* START Entries *

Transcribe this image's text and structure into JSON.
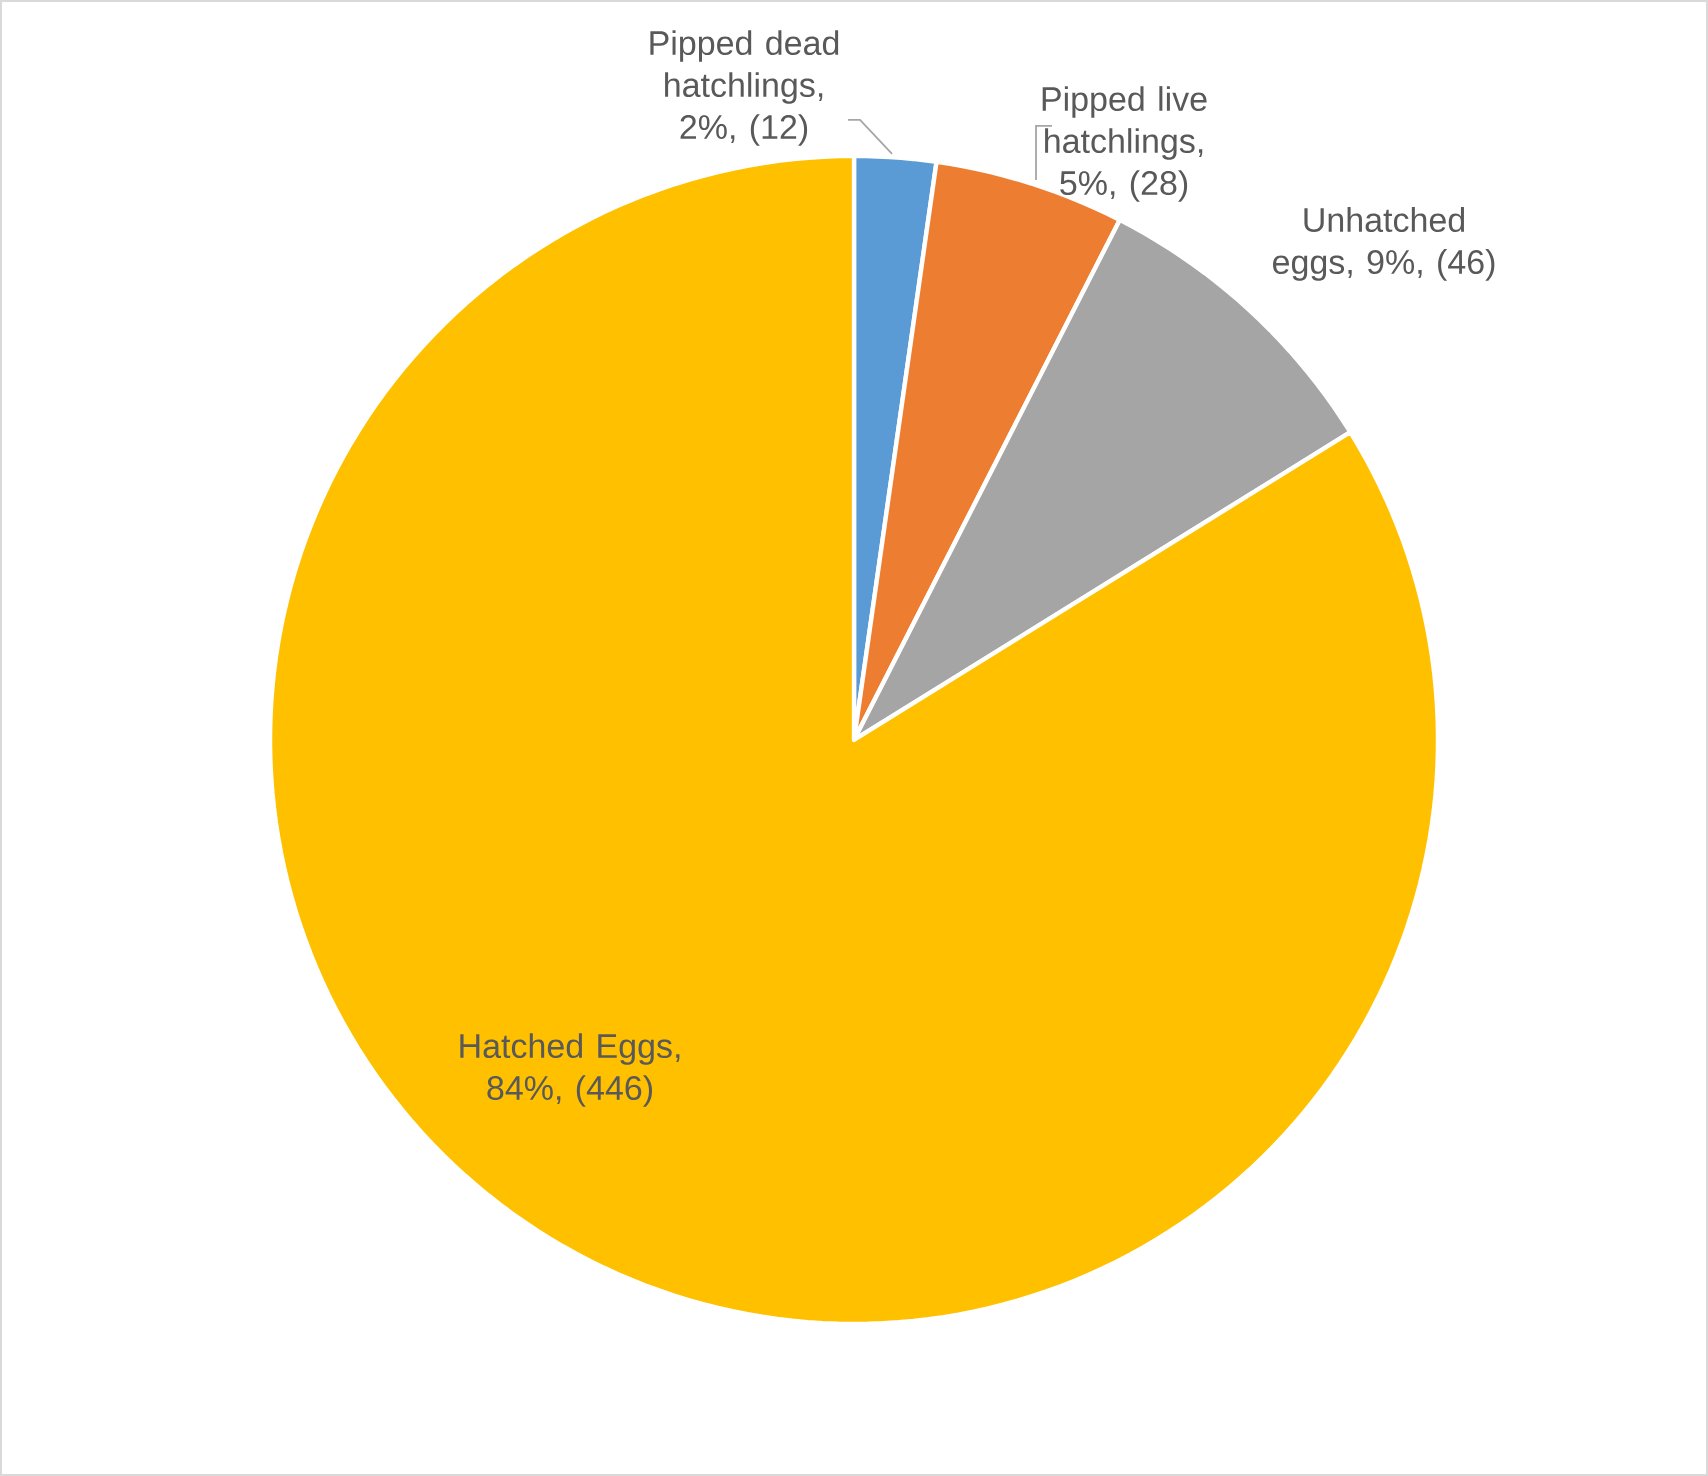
{
  "chart_data": {
    "type": "pie",
    "categories": [
      "Pipped dead hatchlings",
      "Pipped live hatchlings",
      "Unhatched eggs",
      "Hatched Eggs"
    ],
    "values": [
      12,
      28,
      46,
      446
    ],
    "value_labels": [
      ", 2%, (12)",
      ", 5%, (28)",
      ", 9%, (46)",
      ", 84%, (446)"
    ],
    "colors": [
      "#5b9bd5",
      "#ed7d31",
      "#a5a5a5",
      "#ffc000"
    ],
    "legend": false
  }
}
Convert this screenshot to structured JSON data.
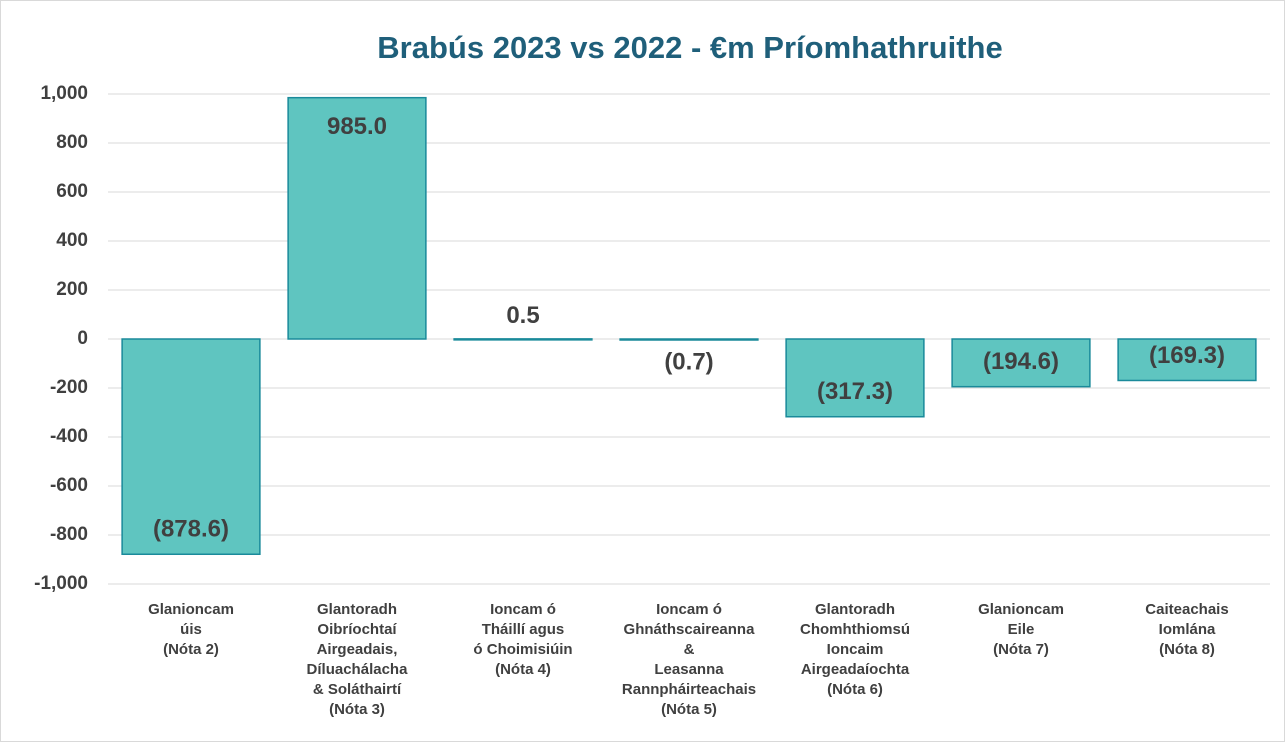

* END Entries *

* _Aim of the exercise_:
Quote every record above exactly, leaving out the pictures.

* _Output_:
Transcribe this image's text and structure into JSON.
{
  "chart_data": {
    "type": "pie",
    "categories": [
      "Pipped dead hatchlings",
      "Pipped live hatchlings",
      "Unhatched eggs",
      "Hatched Eggs"
    ],
    "values": [
      12,
      28,
      46,
      446
    ],
    "value_labels": [
      ", 2%, (12)",
      ", 5%, (28)",
      ", 9%, (46)",
      ", 84%, (446)"
    ],
    "colors": [
      "#5b9bd5",
      "#ed7d31",
      "#a5a5a5",
      "#ffc000"
    ],
    "legend": false
  }
}
Convert this screenshot to structured JSON data.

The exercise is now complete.